How I Made It - Francis' Lisp Compiler

Project Highlights

Everything was written by me from scratch
Compiles to fast JVM bytecode, making Java-like performance possible
Tokenizer, parser and code generator written from scratch. No Lex/Yacc or other parser generators were used
Only external library is ASM, a popular Java library for generating Java Virtual Machine (JVM) bytecode

How It Works

All compilers primarily do three things; scanning, parsing and code generation. I will therefore begin by explaining the design of my compiler's scanner.

What Is a Scanner?

Scanners, also known as tokenisers, break a stream of text into objects known as tokens. Scanners are the first stage of any compiler.

A token is a piece of the input text after some additional context has been added, this additional context is required by the parser later on. I have included an example below to clarify things.

Consider the following input text, it arrives at the scanner as nothing more than a sequence of characters.

(+ 100 200 300)

The scanner consumes this input, one character at a time and produces tokens. The first token will be the opening paranthese, the fact this first token is a single character is just a coincidence, tokens are often longer than a single character.

Extracted data entries
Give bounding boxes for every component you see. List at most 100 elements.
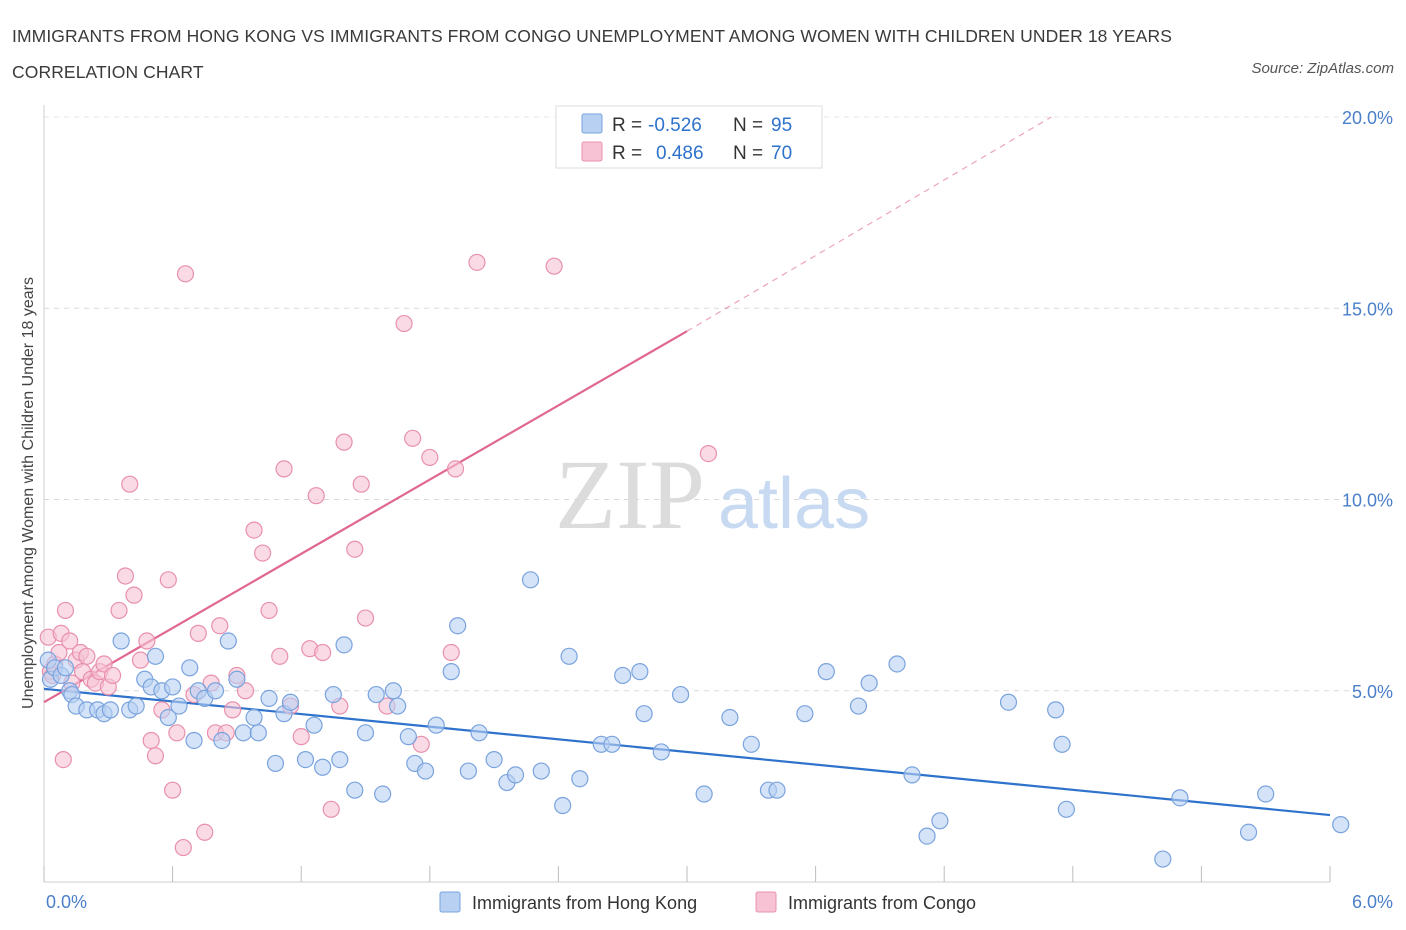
point-congo-29 [164, 781, 182, 799]
point-congo-22 [125, 586, 143, 604]
point-hong-kong-11 [101, 701, 120, 719]
point-congo-23 [131, 651, 150, 669]
point-congo-38 [211, 617, 229, 635]
point-congo-28 [159, 571, 177, 589]
point-hong-kong-86 [1047, 701, 1065, 719]
point-congo-52 [314, 643, 332, 662]
point-hong-kong-67 [614, 666, 632, 685]
chart-title: IMMIGRANTS FROM HONG KONG VS IMMIGRANTS … [12, 26, 1172, 82]
bottom-legend-label-hong-kong: Immigrants from Hong Kong [472, 893, 697, 913]
point-hong-kong-41 [331, 750, 349, 769]
point-hong-kong-85 [999, 693, 1018, 711]
legend-r-label-1: R = [612, 115, 642, 136]
point-congo-42 [236, 682, 255, 700]
legend-n-label-1: N = [733, 115, 763, 136]
y-axis-title: Unemployment Among Women with Children U… [20, 277, 37, 709]
legend-swatch-hong-kong [581, 113, 603, 134]
point-congo-51 [307, 487, 325, 505]
point-hong-kong-12 [112, 632, 130, 650]
point-congo-30 [168, 724, 186, 742]
axes [43, 105, 1331, 883]
point-hong-kong-57 [485, 750, 503, 769]
legend-n-label-2: N = [733, 143, 763, 164]
bottom-legend-label-congo: Immigrants from Congo [788, 893, 976, 913]
point-hong-kong-27 [213, 731, 231, 750]
point-congo-35 [196, 823, 214, 841]
point-congo-46 [271, 647, 289, 665]
point-congo-68 [699, 445, 718, 463]
point-hong-kong-76 [768, 781, 786, 799]
y-tick-label-0: 5.0% [1352, 682, 1393, 702]
point-hong-kong-14 [127, 697, 145, 715]
point-hong-kong-80 [860, 674, 878, 692]
point-congo-25 [142, 731, 160, 750]
point-hong-kong-60 [521, 571, 540, 589]
point-hong-kong-23 [185, 731, 203, 750]
point-hong-kong-68 [631, 663, 649, 681]
watermark-atlas: atlas [718, 464, 870, 544]
point-congo-66 [468, 253, 486, 271]
point-congo-5 [54, 750, 72, 769]
point-congo-61 [404, 429, 422, 447]
point-hong-kong-49 [399, 728, 417, 746]
point-hong-kong-36 [281, 693, 300, 711]
bottom-legend-swatch-hong-kong [439, 891, 461, 913]
point-hong-kong-79 [849, 697, 868, 715]
point-hong-kong-32 [249, 724, 267, 742]
point-hong-kong-48 [389, 697, 407, 715]
point-hong-kong-70 [652, 743, 670, 761]
series-legend: Immigrants from Hong Kong Immigrants fro… [439, 891, 976, 913]
gridlines [44, 116, 1350, 692]
point-hong-kong-22 [181, 659, 199, 677]
point-hong-kong-30 [234, 724, 252, 742]
legend-r-value-1: -0.526 [648, 115, 702, 136]
point-congo-64 [442, 643, 460, 662]
point-congo-45 [260, 601, 278, 620]
watermark-zip: ZIP [555, 439, 705, 550]
point-hong-kong-37 [296, 750, 315, 769]
point-congo-47 [275, 460, 293, 478]
point-congo-7 [61, 632, 79, 650]
stats-legend: R = -0.526 N = 95 R = 0.486 N = 70 [555, 105, 823, 169]
point-hong-kong-74 [742, 735, 760, 753]
legend-n-value-1: 95 [771, 115, 792, 136]
point-hong-kong-39 [314, 758, 332, 776]
point-congo-12 [78, 647, 96, 665]
point-congo-16 [95, 655, 113, 673]
point-hong-kong-38 [305, 716, 323, 734]
point-congo-26 [146, 747, 165, 765]
legend-r-value-2: 0.486 [656, 143, 704, 164]
point-hong-kong-66 [603, 735, 621, 753]
point-congo-55 [335, 433, 353, 451]
point-hong-kong-90 [1171, 789, 1189, 807]
point-hong-kong-28 [219, 632, 237, 650]
point-hong-kong-40 [324, 685, 342, 704]
point-congo-53 [322, 800, 340, 818]
point-congo-67 [545, 257, 563, 275]
point-congo-6 [56, 601, 75, 620]
point-hong-kong-93 [1332, 816, 1350, 834]
trend-line-hong-kong [43, 687, 1331, 817]
point-congo-20 [116, 567, 135, 585]
point-congo-58 [356, 609, 375, 627]
point-hong-kong-91 [1239, 823, 1258, 841]
point-hong-kong-52 [427, 716, 445, 734]
point-hong-kong-51 [416, 762, 435, 780]
point-hong-kong-31 [245, 708, 263, 727]
point-hong-kong-4 [56, 659, 75, 677]
point-hong-kong-54 [449, 617, 467, 635]
point-hong-kong-69 [635, 705, 653, 723]
point-congo-56 [346, 540, 364, 558]
point-hong-kong-77 [796, 705, 814, 723]
point-hong-kong-47 [384, 682, 402, 700]
point-hong-kong-45 [367, 685, 385, 704]
watermark: ZIP atlas [555, 439, 870, 550]
point-hong-kong-62 [554, 796, 572, 815]
y-tick-label-3: 20.0% [1342, 108, 1393, 128]
point-hong-kong-20 [164, 678, 182, 696]
point-hong-kong-56 [470, 724, 488, 742]
point-hong-kong-83 [918, 827, 936, 845]
point-congo-31 [174, 838, 192, 857]
x-tick-label-0: 0.0% [46, 892, 87, 912]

§ **Problems to work on**:
A – Decide whether each statement agrees with the Lisp compiler page, answering yes or no and quoting the deciding words: (i) The compiler's parser was built with Lex/Yacc. (ii) Scanners are the first stage of any compiler. (iii) ASM is the only external library the project uses.
B – Please rewrite the entries between the line holding "point-congo-29 [164, 781, 182, 799]" and the line holding "chart-title: IMMIGRANTS FROM", inclusive, as a JSON list of strings with one string per line.
The Lisp compiler page and the entries have no connection to each other.

§ **Expected results**:
A –
(i) No: "No Lex/Yacc or other parser generators were used"
(ii) Yes: "Scanners are the first stage of any compiler."
(iii) Yes: "Only external library is ASM, a popular Java library for generating Java Virtual Machine (JVM) bytecode"

B –
[
  "point-congo-29 [164, 781, 182, 799]",
  "point-congo-22 [125, 586, 143, 604]",
  "point-hong-kong-11 [101, 701, 120, 719]",
  "point-congo-23 [131, 651, 150, 669]",
  "point-congo-38 [211, 617, 229, 635]",
  "point-congo-28 [159, 571, 177, 589]",
  "point-hong-kong-86 [1047, 701, 1065, 719]",
  "point-congo-52 [314, 643, 332, 662]",
  "point-hong-kong-67 [614, 666, 632, 685]",
  "chart-title: IMMIGRANTS FROM HONG KONG VS IMMIGRANTS … [12, 26, 1172, 82]"
]